### DIRECTIONS FOR THIS TASK
Your task is to repeat the entries underneath exactly, minus the pictures.

### Collected data entries
start
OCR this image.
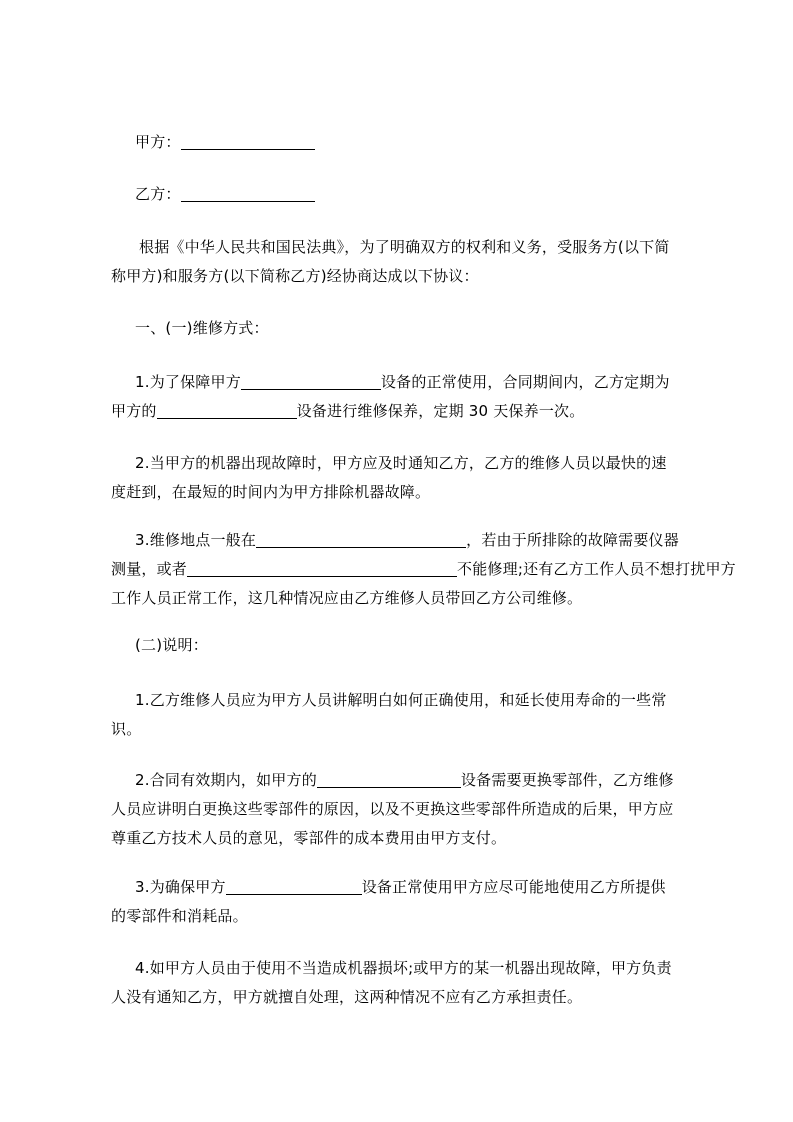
甲方：
乙方：
根据《中华人民共和国民法典》，为了明确双方的权利和义务，受服务方(以下简
称甲方)和服务方(以下简称乙方)经协商达成以下协议：
一、(一)维修方式：
1.为了保障甲方	设备的正常使用，合同期间内，乙方定期为
甲方的	设备进行维修保养，定期 30 天保养一次。
2.当甲方的机器出现故障时，甲方应及时通知乙方，乙方的维修人员以最快的速
度赶到，在最短的时间内为甲方排除机器故障。
3.维修地点一般在	，若由于所排除的故障需要仪器
测量，或者	不能修理;还有乙方工作人员不想打扰甲方
工作人员正常工作，这几种情况应由乙方维修人员带回乙方公司维修。
(二)说明：
1.乙方维修人员应为甲方人员讲解明白如何正确使用，和延长使用寿命的一些常
识。
2.合同有效期内，如甲方的	设备需要更换零部件，乙方维修
人员应讲明白更换这些零部件的原因，以及不更换这些零部件所造成的后果，甲方应
尊重乙方技术人员的意见，零部件的成本费用由甲方支付。
3.为确保甲方	设备正常使用甲方应尽可能地使用乙方所提供
的零部件和消耗品。
4.如甲方人员由于使用不当造成机器损坏;或甲方的某一机器出现故障，甲方负责
人没有通知乙方，甲方就擅自处理，这两种情况不应有乙方承担责任。
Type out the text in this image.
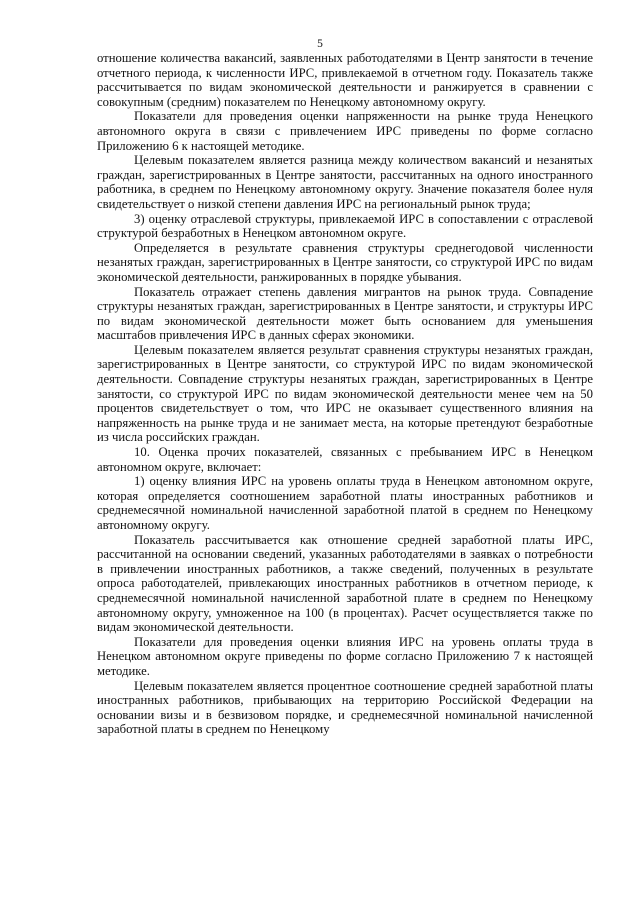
5

отношение количества вакансий, заявленных работодателями в Центр занятости в течение отчетного периода, к численности ИРС, привлекаемой в отчетном году. Показатель также рассчитывается по видам экономической деятельности и ранжируется в сравнении с совокупным (средним) показателем по Ненецкому автономному округу.

Показатели для проведения оценки напряженности на рынке труда Ненецкого автономного округа в связи с привлечением ИРС приведены по форме согласно Приложению 6 к настоящей методике.

Целевым показателем является разница между количеством вакансий и незанятых граждан, зарегистрированных в Центре занятости, рассчитанных на одного иностранного работника, в среднем по Ненецкому автономному округу. Значение показателя более нуля свидетельствует о низкой степени давления ИРС на региональный рынок труда;

3) оценку отраслевой структуры, привлекаемой ИРС в сопоставлении с отраслевой структурой безработных в Ненецком автономном округе.

Определяется в результате сравнения структуры среднегодовой численности незанятых граждан, зарегистрированных в Центре занятости, со структурой ИРС по видам экономической деятельности, ранжированных в порядке убывания.

Показатель отражает степень давления мигрантов на рынок труда. Совпадение структуры незанятых граждан, зарегистрированных в Центре занятости, и структуры ИРС по видам экономической деятельности может быть основанием для уменьшения масштабов привлечения ИРС в данных сферах экономики.

Целевым показателем является результат сравнения структуры незанятых граждан, зарегистрированных в Центре занятости, со структурой ИРС по видам экономической деятельности. Совпадение структуры незанятых граждан, зарегистрированных в Центре занятости, со структурой ИРС по видам экономической деятельности менее чем на 50 процентов свидетельствует о том, что ИРС не оказывает существенного влияния на напряженность на рынке труда и не занимает места, на которые претендуют безработные из числа российских граждан.

10. Оценка прочих показателей, связанных с пребыванием ИРС в Ненецком автономном округе, включает:

1) оценку влияния ИРС на уровень оплаты труда в Ненецком автономном округе, которая определяется соотношением заработной платы иностранных работников и среднемесячной номинальной начисленной заработной платой в среднем по Ненецкому автономному округу.

Показатель рассчитывается как отношение средней заработной платы ИРС, рассчитанной на основании сведений, указанных работодателями в заявках о потребности в привлечении иностранных работников, а также сведений, полученных в результате опроса работодателей, привлекающих иностранных работников в отчетном периоде, к среднемесячной номинальной начисленной заработной плате в среднем по Ненецкому автономному округу, умноженное на 100 (в процентах). Расчет осуществляется также по видам экономической деятельности.

Показатели для проведения оценки влияния ИРС на уровень оплаты труда в Ненецком автономном округе приведены по форме согласно Приложению 7 к настоящей методике.

Целевым показателем является процентное соотношение средней заработной платы иностранных работников, прибывающих на территорию Российской Федерации на основании визы и в безвизовом порядке, и среднемесячной номинальной начисленной заработной платы в среднем по Ненецкому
end
### SOLUTION
OCR this image.
甲方：
乙方：
根据《中华人民共和国民法典》，为了明确双方的权利和义务，受服务方(以下简
称甲方)和服务方(以下简称乙方)经协商达成以下协议：
一、(一)维修方式：
1.为了保障甲方	设备的正常使用，合同期间内，乙方定期为
甲方的	设备进行维修保养，定期 30 天保养一次。
2.当甲方的机器出现故障时，甲方应及时通知乙方，乙方的维修人员以最快的速
度赶到，在最短的时间内为甲方排除机器故障。
3.维修地点一般在	，若由于所排除的故障需要仪器
测量，或者	不能修理;还有乙方工作人员不想打扰甲方
工作人员正常工作，这几种情况应由乙方维修人员带回乙方公司维修。
(二)说明：
1.乙方维修人员应为甲方人员讲解明白如何正确使用，和延长使用寿命的一些常
识。
2.合同有效期内，如甲方的	设备需要更换零部件，乙方维修
人员应讲明白更换这些零部件的原因，以及不更换这些零部件所造成的后果，甲方应
尊重乙方技术人员的意见，零部件的成本费用由甲方支付。
3.为确保甲方	设备正常使用甲方应尽可能地使用乙方所提供
的零部件和消耗品。
4.如甲方人员由于使用不当造成机器损坏;或甲方的某一机器出现故障，甲方负责
人没有通知乙方，甲方就擅自处理，这两种情况不应有乙方承担责任。
Type out the text in this image.
5

отношение количества вакансий, заявленных работодателями в Центр занятости в течение отчетного периода, к численности ИРС, привлекаемой в отчетном году. Показатель также рассчитывается по видам экономической деятельности и ранжируется в сравнении с совокупным (средним) показателем по Ненецкому автономному округу.

Показатели для проведения оценки напряженности на рынке труда Ненецкого автономного округа в связи с привлечением ИРС приведены по форме согласно Приложению 6 к настоящей методике.

Целевым показателем является разница между количеством вакансий и незанятых граждан, зарегистрированных в Центре занятости, рассчитанных на одного иностранного работника, в среднем по Ненецкому автономному округу. Значение показателя более нуля свидетельствует о низкой степени давления ИРС на региональный рынок труда;

3) оценку отраслевой структуры, привлекаемой ИРС в сопоставлении с отраслевой структурой безработных в Ненецком автономном округе.

Определяется в результате сравнения структуры среднегодовой численности незанятых граждан, зарегистрированных в Центре занятости, со структурой ИРС по видам экономической деятельности, ранжированных в порядке убывания.

Показатель отражает степень давления мигрантов на рынок труда. Совпадение структуры незанятых граждан, зарегистрированных в Центре занятости, и структуры ИРС по видам экономической деятельности может быть основанием для уменьшения масштабов привлечения ИРС в данных сферах экономики.

Целевым показателем является результат сравнения структуры незанятых граждан, зарегистрированных в Центре занятости, со структурой ИРС по видам экономической деятельности. Совпадение структуры незанятых граждан, зарегистрированных в Центре занятости, со структурой ИРС по видам экономической деятельности менее чем на 50 процентов свидетельствует о том, что ИРС не оказывает существенного влияния на напряженность на рынке труда и не занимает места, на которые претендуют безработные из числа российских граждан.

10. Оценка прочих показателей, связанных с пребыванием ИРС в Ненецком автономном округе, включает:

1) оценку влияния ИРС на уровень оплаты труда в Ненецком автономном округе, которая определяется соотношением заработной платы иностранных работников и среднемесячной номинальной начисленной заработной платой в среднем по Ненецкому автономному округу.

Показатель рассчитывается как отношение средней заработной платы ИРС, рассчитанной на основании сведений, указанных работодателями в заявках о потребности в привлечении иностранных работников, а также сведений, полученных в результате опроса работодателей, привлекающих иностранных работников в отчетном периоде, к среднемесячной номинальной начисленной заработной плате в среднем по Ненецкому автономному округу, умноженное на 100 (в процентах). Расчет осуществляется также по видам экономической деятельности.

Показатели для проведения оценки влияния ИРС на уровень оплаты труда в Ненецком автономном округе приведены по форме согласно Приложению 7 к настоящей методике.

Целевым показателем является процентное соотношение средней заработной платы иностранных работников, прибывающих на территорию Российской Федерации на основании визы и в безвизовом порядке, и среднемесячной номинальной начисленной заработной платы в среднем по Ненецкому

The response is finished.